_Exercise directions_
For each line below that contains the string "Mise", copy that line.

_Data to use_
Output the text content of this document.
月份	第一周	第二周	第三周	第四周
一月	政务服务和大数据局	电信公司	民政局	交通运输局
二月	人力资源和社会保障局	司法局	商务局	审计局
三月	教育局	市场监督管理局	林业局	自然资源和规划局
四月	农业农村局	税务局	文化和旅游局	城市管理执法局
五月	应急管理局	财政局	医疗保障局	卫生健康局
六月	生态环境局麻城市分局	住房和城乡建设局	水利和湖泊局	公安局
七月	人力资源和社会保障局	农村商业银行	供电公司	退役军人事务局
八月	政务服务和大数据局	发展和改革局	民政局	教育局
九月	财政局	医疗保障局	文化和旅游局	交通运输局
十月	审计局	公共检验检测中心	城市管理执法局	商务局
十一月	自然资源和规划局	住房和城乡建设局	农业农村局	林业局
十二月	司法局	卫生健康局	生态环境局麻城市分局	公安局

* * *

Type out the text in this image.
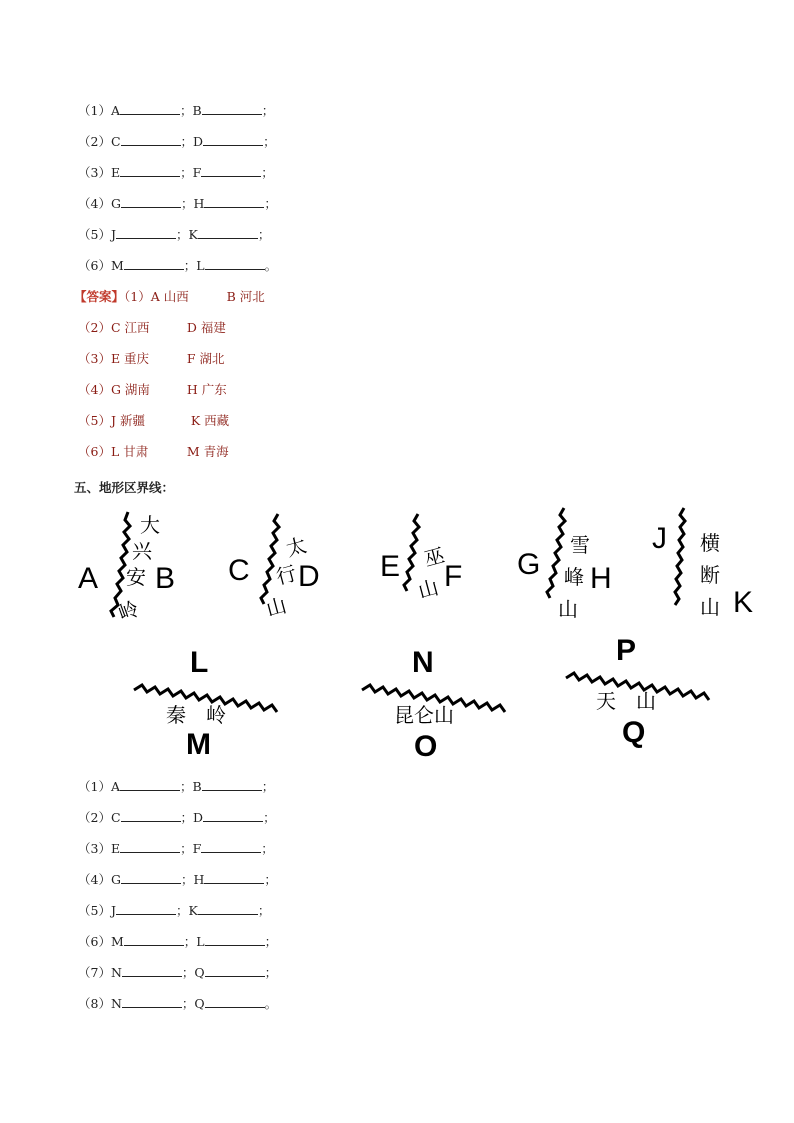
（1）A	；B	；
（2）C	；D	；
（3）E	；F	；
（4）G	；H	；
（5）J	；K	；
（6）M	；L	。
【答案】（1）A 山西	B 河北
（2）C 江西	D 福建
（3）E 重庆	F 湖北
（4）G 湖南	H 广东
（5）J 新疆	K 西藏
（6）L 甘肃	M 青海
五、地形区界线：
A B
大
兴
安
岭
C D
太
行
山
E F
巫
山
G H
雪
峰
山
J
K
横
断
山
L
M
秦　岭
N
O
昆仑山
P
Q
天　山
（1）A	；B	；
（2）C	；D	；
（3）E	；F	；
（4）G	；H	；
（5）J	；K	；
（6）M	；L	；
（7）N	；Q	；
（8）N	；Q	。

* * *

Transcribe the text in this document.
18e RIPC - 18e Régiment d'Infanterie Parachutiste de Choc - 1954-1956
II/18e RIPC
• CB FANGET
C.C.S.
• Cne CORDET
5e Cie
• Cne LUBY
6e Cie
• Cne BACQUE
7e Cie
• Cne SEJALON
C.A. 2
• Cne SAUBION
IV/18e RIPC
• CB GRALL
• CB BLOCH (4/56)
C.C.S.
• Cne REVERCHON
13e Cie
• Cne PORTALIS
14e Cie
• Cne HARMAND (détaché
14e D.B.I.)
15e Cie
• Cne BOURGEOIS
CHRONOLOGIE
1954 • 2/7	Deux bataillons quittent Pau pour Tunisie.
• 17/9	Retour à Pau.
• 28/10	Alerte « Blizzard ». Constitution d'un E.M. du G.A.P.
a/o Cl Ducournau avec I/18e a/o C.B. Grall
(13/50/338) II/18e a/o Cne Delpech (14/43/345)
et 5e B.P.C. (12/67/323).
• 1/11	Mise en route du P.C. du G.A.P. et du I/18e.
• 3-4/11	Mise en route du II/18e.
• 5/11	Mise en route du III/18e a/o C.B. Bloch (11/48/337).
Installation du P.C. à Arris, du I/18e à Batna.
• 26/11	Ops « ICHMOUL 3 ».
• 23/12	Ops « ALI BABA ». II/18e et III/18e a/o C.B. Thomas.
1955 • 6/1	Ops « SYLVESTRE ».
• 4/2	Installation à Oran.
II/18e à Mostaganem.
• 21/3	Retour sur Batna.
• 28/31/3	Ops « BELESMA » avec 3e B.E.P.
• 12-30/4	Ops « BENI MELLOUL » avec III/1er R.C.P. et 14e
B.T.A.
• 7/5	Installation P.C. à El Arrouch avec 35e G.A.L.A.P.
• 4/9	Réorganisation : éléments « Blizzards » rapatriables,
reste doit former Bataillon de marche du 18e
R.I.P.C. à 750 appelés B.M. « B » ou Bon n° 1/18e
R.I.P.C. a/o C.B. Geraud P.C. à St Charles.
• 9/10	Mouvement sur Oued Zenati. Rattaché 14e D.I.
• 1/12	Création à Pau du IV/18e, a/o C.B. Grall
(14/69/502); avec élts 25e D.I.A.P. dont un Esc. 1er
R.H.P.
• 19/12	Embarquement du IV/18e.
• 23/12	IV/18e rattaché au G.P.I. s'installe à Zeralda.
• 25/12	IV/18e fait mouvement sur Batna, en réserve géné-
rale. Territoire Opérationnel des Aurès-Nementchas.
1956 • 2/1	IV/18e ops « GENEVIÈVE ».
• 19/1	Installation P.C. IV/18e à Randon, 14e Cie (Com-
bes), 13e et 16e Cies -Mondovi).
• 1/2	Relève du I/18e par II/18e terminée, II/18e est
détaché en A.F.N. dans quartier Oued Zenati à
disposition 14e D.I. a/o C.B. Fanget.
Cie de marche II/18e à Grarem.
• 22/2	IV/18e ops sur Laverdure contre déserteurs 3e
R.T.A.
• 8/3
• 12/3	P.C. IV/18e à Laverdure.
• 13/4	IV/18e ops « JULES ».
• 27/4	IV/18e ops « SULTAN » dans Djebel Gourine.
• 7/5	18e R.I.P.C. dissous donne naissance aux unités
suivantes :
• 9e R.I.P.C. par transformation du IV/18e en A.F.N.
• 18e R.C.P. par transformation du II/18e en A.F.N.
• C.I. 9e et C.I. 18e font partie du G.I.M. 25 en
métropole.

_Solution_
• 1/11	Mise en route du P.C. du G.A.P. et du I/18e.
• 3-4/11	Mise en route du II/18e.
• 5/11	Mise en route du III/18e a/o C.B. Bloch (11/48/337).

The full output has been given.